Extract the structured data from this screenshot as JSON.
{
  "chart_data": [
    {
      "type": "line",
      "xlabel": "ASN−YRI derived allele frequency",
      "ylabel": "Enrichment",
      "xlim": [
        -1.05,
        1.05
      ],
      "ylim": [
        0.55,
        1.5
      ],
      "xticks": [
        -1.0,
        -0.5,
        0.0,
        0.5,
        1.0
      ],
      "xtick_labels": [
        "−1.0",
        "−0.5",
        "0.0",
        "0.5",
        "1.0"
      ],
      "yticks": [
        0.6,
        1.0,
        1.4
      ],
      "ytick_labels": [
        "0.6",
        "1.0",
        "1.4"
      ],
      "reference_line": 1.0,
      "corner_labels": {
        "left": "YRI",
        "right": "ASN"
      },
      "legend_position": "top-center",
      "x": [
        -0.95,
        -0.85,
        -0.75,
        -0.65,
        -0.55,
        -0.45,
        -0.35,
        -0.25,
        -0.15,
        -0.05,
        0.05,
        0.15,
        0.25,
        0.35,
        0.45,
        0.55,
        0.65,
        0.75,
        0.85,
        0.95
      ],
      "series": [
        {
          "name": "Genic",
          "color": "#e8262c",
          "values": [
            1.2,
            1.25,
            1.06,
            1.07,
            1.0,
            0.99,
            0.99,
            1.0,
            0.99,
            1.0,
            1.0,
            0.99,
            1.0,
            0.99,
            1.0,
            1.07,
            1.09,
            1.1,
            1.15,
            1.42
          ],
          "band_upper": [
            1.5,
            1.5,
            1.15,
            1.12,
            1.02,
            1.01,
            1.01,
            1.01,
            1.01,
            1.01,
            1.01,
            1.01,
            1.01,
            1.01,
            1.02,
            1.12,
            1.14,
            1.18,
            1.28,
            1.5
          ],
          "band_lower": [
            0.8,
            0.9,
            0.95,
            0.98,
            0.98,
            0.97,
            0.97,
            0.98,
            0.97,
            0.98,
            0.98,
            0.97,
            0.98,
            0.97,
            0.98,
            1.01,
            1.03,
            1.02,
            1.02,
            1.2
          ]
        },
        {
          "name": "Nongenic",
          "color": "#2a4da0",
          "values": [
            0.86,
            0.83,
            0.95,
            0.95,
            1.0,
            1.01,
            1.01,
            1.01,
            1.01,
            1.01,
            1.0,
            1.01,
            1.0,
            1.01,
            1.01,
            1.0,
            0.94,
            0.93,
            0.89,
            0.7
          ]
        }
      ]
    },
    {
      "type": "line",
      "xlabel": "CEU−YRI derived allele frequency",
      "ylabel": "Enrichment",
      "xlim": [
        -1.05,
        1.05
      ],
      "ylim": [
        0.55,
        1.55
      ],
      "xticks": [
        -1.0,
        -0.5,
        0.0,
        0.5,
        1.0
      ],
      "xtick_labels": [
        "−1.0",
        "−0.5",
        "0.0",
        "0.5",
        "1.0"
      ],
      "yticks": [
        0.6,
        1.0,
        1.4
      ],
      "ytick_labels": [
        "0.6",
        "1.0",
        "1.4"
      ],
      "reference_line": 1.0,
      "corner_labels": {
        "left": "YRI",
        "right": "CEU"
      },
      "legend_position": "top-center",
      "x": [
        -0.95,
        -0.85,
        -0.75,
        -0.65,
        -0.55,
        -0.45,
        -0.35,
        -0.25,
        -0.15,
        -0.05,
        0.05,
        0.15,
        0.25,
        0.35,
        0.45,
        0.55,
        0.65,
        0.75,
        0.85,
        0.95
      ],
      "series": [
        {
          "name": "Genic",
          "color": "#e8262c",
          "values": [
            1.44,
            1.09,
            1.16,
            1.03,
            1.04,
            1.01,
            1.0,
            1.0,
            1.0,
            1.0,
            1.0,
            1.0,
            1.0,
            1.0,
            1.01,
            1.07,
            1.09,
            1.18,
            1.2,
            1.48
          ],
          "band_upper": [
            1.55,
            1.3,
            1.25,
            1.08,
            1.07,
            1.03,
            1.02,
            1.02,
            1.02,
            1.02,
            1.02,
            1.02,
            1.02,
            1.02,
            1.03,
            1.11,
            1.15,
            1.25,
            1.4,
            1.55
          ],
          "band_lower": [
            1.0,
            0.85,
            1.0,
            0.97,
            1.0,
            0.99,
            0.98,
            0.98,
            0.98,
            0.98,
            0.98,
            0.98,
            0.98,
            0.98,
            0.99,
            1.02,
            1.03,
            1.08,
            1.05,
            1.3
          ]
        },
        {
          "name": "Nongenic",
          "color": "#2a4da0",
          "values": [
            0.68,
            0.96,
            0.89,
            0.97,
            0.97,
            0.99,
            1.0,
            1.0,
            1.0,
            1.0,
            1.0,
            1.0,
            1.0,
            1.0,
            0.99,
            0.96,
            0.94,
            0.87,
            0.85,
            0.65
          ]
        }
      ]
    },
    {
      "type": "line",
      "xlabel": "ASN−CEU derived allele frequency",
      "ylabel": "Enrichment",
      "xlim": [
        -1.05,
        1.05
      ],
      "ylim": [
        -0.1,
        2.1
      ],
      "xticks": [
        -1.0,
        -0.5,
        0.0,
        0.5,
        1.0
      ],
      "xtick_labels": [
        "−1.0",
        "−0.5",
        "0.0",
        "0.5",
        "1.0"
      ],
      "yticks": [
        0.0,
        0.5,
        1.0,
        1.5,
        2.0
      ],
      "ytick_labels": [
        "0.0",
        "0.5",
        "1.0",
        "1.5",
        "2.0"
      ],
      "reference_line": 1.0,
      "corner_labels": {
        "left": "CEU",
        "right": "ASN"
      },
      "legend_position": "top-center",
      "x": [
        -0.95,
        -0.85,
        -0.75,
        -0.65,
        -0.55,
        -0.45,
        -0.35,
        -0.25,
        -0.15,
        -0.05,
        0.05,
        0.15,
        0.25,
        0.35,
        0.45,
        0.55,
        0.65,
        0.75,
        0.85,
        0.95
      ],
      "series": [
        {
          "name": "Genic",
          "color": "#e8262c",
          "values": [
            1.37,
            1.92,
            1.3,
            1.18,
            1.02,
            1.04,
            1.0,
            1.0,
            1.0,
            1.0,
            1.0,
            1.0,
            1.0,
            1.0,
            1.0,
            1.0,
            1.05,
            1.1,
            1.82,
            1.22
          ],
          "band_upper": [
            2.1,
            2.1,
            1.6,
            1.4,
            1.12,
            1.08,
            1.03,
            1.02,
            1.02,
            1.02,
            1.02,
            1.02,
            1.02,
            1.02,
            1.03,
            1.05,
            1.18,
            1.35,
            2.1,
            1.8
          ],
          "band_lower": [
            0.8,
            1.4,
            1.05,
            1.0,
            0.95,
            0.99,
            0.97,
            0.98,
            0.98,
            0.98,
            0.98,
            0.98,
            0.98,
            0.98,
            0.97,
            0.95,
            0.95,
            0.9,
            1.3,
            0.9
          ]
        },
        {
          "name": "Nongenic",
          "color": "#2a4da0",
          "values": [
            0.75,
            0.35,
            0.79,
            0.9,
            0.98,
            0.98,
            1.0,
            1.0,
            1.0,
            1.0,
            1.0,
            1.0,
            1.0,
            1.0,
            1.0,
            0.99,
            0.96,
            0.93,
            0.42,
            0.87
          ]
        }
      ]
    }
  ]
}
━━━━━━━━━━━━━━━━
# Your goal
Each of the records should be retyped exactly.

# Complete answer
Extract the structured data from this screenshot as JSON.
{
  "chart_data": [
    {
      "type": "line",
      "xlabel": "ASN−YRI derived allele frequency",
      "ylabel": "Enrichment",
      "xlim": [
        -1.05,
        1.05
      ],
      "ylim": [
        0.55,
        1.5
      ],
      "xticks": [
        -1.0,
        -0.5,
        0.0,
        0.5,
        1.0
      ],
      "xtick_labels": [
        "−1.0",
        "−0.5",
        "0.0",
        "0.5",
        "1.0"
      ],
      "yticks": [
        0.6,
        1.0,
        1.4
      ],
      "ytick_labels": [
        "0.6",
        "1.0",
        "1.4"
      ],
      "reference_line": 1.0,
      "corner_labels": {
        "left": "YRI",
        "right": "ASN"
      },
      "legend_position": "top-center",
      "x": [
        -0.95,
        -0.85,
        -0.75,
        -0.65,
        -0.55,
        -0.45,
        -0.35,
        -0.25,
        -0.15,
        -0.05,
        0.05,
        0.15,
        0.25,
        0.35,
        0.45,
        0.55,
        0.65,
        0.75,
        0.85,
        0.95
      ],
      "series": [
        {
          "name": "Genic",
          "color": "#e8262c",
          "values": [
            1.2,
            1.25,
            1.06,
            1.07,
            1.0,
            0.99,
            0.99,
            1.0,
            0.99,
            1.0,
            1.0,
            0.99,
            1.0,
            0.99,
            1.0,
            1.07,
            1.09,
            1.1,
            1.15,
            1.42
          ],
          "band_upper": [
            1.5,
            1.5,
            1.15,
            1.12,
            1.02,
            1.01,
            1.01,
            1.01,
            1.01,
            1.01,
            1.01,
            1.01,
            1.01,
            1.01,
            1.02,
            1.12,
            1.14,
            1.18,
            1.28,
            1.5
          ],
          "band_lower": [
            0.8,
            0.9,
            0.95,
            0.98,
            0.98,
            0.97,
            0.97,
            0.98,
            0.97,
            0.98,
            0.98,
            0.97,
            0.98,
            0.97,
            0.98,
            1.01,
            1.03,
            1.02,
            1.02,
            1.2
          ]
        },
        {
          "name": "Nongenic",
          "color": "#2a4da0",
          "values": [
            0.86,
            0.83,
            0.95,
            0.95,
            1.0,
            1.01,
            1.01,
            1.01,
            1.01,
            1.01,
            1.0,
            1.01,
            1.0,
            1.01,
            1.01,
            1.0,
            0.94,
            0.93,
            0.89,
            0.7
          ]
        }
      ]
    },
    {
      "type": "line",
      "xlabel": "CEU−YRI derived allele frequency",
      "ylabel": "Enrichment",
      "xlim": [
        -1.05,
        1.05
      ],
      "ylim": [
        0.55,
        1.55
      ],
      "xticks": [
        -1.0,
        -0.5,
        0.0,
        0.5,
        1.0
      ],
      "xtick_labels": [
        "−1.0",
        "−0.5",
        "0.0",
        "0.5",
        "1.0"
      ],
      "yticks": [
        0.6,
        1.0,
        1.4
      ],
      "ytick_labels": [
        "0.6",
        "1.0",
        "1.4"
      ],
      "reference_line": 1.0,
      "corner_labels": {
        "left": "YRI",
        "right": "CEU"
      },
      "legend_position": "top-center",
      "x": [
        -0.95,
        -0.85,
        -0.75,
        -0.65,
        -0.55,
        -0.45,
        -0.35,
        -0.25,
        -0.15,
        -0.05,
        0.05,
        0.15,
        0.25,
        0.35,
        0.45,
        0.55,
        0.65,
        0.75,
        0.85,
        0.95
      ],
      "series": [
        {
          "name": "Genic",
          "color": "#e8262c",
          "values": [
            1.44,
            1.09,
            1.16,
            1.03,
            1.04,
            1.01,
            1.0,
            1.0,
            1.0,
            1.0,
            1.0,
            1.0,
            1.0,
            1.0,
            1.01,
            1.07,
            1.09,
            1.18,
            1.2,
            1.48
          ],
          "band_upper": [
            1.55,
            1.3,
            1.25,
            1.08,
            1.07,
            1.03,
            1.02,
            1.02,
            1.02,
            1.02,
            1.02,
            1.02,
            1.02,
            1.02,
            1.03,
            1.11,
            1.15,
            1.25,
            1.4,
            1.55
          ],
          "band_lower": [
            1.0,
            0.85,
            1.0,
            0.97,
            1.0,
            0.99,
            0.98,
            0.98,
            0.98,
            0.98,
            0.98,
            0.98,
            0.98,
            0.98,
            0.99,
            1.02,
            1.03,
            1.08,
            1.05,
            1.3
          ]
        },
        {
          "name": "Nongenic",
          "color": "#2a4da0",
          "values": [
            0.68,
            0.96,
            0.89,
            0.97,
            0.97,
            0.99,
            1.0,
            1.0,
            1.0,
            1.0,
            1.0,
            1.0,
            1.0,
            1.0,
            0.99,
            0.96,
            0.94,
            0.87,
            0.85,
            0.65
          ]
        }
      ]
    },
    {
      "type": "line",
      "xlabel": "ASN−CEU derived allele frequency",
      "ylabel": "Enrichment",
      "xlim": [
        -1.05,
        1.05
      ],
      "ylim": [
        -0.1,
        2.1
      ],
      "xticks": [
        -1.0,
        -0.5,
        0.0,
        0.5,
        1.0
      ],
      "xtick_labels": [
        "−1.0",
        "−0.5",
        "0.0",
        "0.5",
        "1.0"
      ],
      "yticks": [
        0.0,
        0.5,
        1.0,
        1.5,
        2.0
      ],
      "ytick_labels": [
        "0.0",
        "0.5",
        "1.0",
        "1.5",
        "2.0"
      ],
      "reference_line": 1.0,
      "corner_labels": {
        "left": "CEU",
        "right": "ASN"
      },
      "legend_position": "top-center",
      "x": [
        -0.95,
        -0.85,
        -0.75,
        -0.65,
        -0.55,
        -0.45,
        -0.35,
        -0.25,
        -0.15,
        -0.05,
        0.05,
        0.15,
        0.25,
        0.35,
        0.45,
        0.55,
        0.65,
        0.75,
        0.85,
        0.95
      ],
      "series": [
        {
          "name": "Genic",
          "color": "#e8262c",
          "values": [
            1.37,
            1.92,
            1.3,
            1.18,
            1.02,
            1.04,
            1.0,
            1.0,
            1.0,
            1.0,
            1.0,
            1.0,
            1.0,
            1.0,
            1.0,
            1.0,
            1.05,
            1.1,
            1.82,
            1.22
          ],
          "band_upper": [
            2.1,
            2.1,
            1.6,
            1.4,
            1.12,
            1.08,
            1.03,
            1.02,
            1.02,
            1.02,
            1.02,
            1.02,
            1.02,
            1.02,
            1.03,
            1.05,
            1.18,
            1.35,
            2.1,
            1.8
          ],
          "band_lower": [
            0.8,
            1.4,
            1.05,
            1.0,
            0.95,
            0.99,
            0.97,
            0.98,
            0.98,
            0.98,
            0.98,
            0.98,
            0.98,
            0.98,
            0.97,
            0.95,
            0.95,
            0.9,
            1.3,
            0.9
          ]
        },
        {
          "name": "Nongenic",
          "color": "#2a4da0",
          "values": [
            0.75,
            0.35,
            0.79,
            0.9,
            0.98,
            0.98,
            1.0,
            1.0,
            1.0,
            1.0,
            1.0,
            1.0,
            1.0,
            1.0,
            1.0,
            0.99,
            0.96,
            0.93,
            0.42,
            0.87
          ]
        }
      ]
    }
  ]
}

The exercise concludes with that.